**INSTRUCTION:**
Reproduce all the entries exactly and keep the pictures out.
··· RECORDS SUPPLIED
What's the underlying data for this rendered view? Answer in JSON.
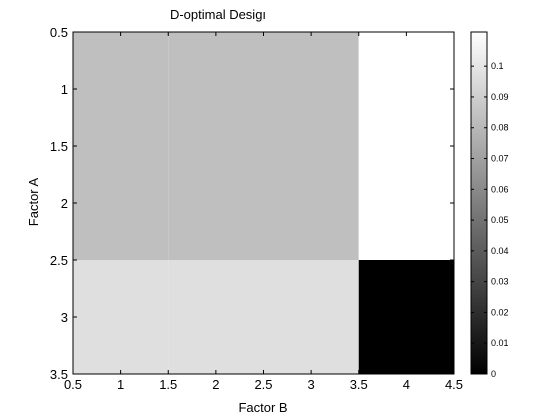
{
  "chart_data": {
    "type": "heatmap",
    "title": "D-optimal Desigı",
    "xlabel": "Factor B",
    "ylabel": "Factor A",
    "x_categories": [
      1,
      2,
      3,
      4
    ],
    "y_categories": [
      1,
      2,
      3
    ],
    "xlim": [
      0.5,
      4.5
    ],
    "ylim": [
      0.5,
      3.5
    ],
    "y_reversed": true,
    "x_ticks": [
      "0.5",
      "1",
      "1.5",
      "2",
      "2.5",
      "3",
      "3.5",
      "4",
      "4.5"
    ],
    "y_ticks": [
      "0.5",
      "1",
      "1.5",
      "2",
      "2.5",
      "3",
      "3.5"
    ],
    "values": [
      [
        0.0833,
        0.0833,
        0.0833,
        0.1111
      ],
      [
        0.0833,
        0.0833,
        0.0833,
        0.1111
      ],
      [
        0.0972,
        0.0972,
        0.0972,
        0.0
      ]
    ],
    "colormap": "gray",
    "clim": [
      0,
      0.1111
    ],
    "colorbar": {
      "ticks": [
        "0",
        "0.01",
        "0.02",
        "0.03",
        "0.04",
        "0.05",
        "0.06",
        "0.07",
        "0.08",
        "0.09",
        "0.1"
      ],
      "tick_values": [
        0,
        0.01,
        0.02,
        0.03,
        0.04,
        0.05,
        0.06,
        0.07,
        0.08,
        0.09,
        0.1
      ]
    },
    "grid": false,
    "legend": "none"
  }
}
······
**ANSWER TO THE TASK:**
What's the underlying data for this rendered view? Answer in JSON.
{
  "chart_data": {
    "type": "heatmap",
    "title": "D-optimal Desigı",
    "xlabel": "Factor B",
    "ylabel": "Factor A",
    "x_categories": [
      1,
      2,
      3,
      4
    ],
    "y_categories": [
      1,
      2,
      3
    ],
    "xlim": [
      0.5,
      4.5
    ],
    "ylim": [
      0.5,
      3.5
    ],
    "y_reversed": true,
    "x_ticks": [
      "0.5",
      "1",
      "1.5",
      "2",
      "2.5",
      "3",
      "3.5",
      "4",
      "4.5"
    ],
    "y_ticks": [
      "0.5",
      "1",
      "1.5",
      "2",
      "2.5",
      "3",
      "3.5"
    ],
    "values": [
      [
        0.0833,
        0.0833,
        0.0833,
        0.1111
      ],
      [
        0.0833,
        0.0833,
        0.0833,
        0.1111
      ],
      [
        0.0972,
        0.0972,
        0.0972,
        0.0
      ]
    ],
    "colormap": "gray",
    "clim": [
      0,
      0.1111
    ],
    "colorbar": {
      "ticks": [
        "0",
        "0.01",
        "0.02",
        "0.03",
        "0.04",
        "0.05",
        "0.06",
        "0.07",
        "0.08",
        "0.09",
        "0.1"
      ],
      "tick_values": [
        0,
        0.01,
        0.02,
        0.03,
        0.04,
        0.05,
        0.06,
        0.07,
        0.08,
        0.09,
        0.1
      ]
    },
    "grid": false,
    "legend": "none"
  }
}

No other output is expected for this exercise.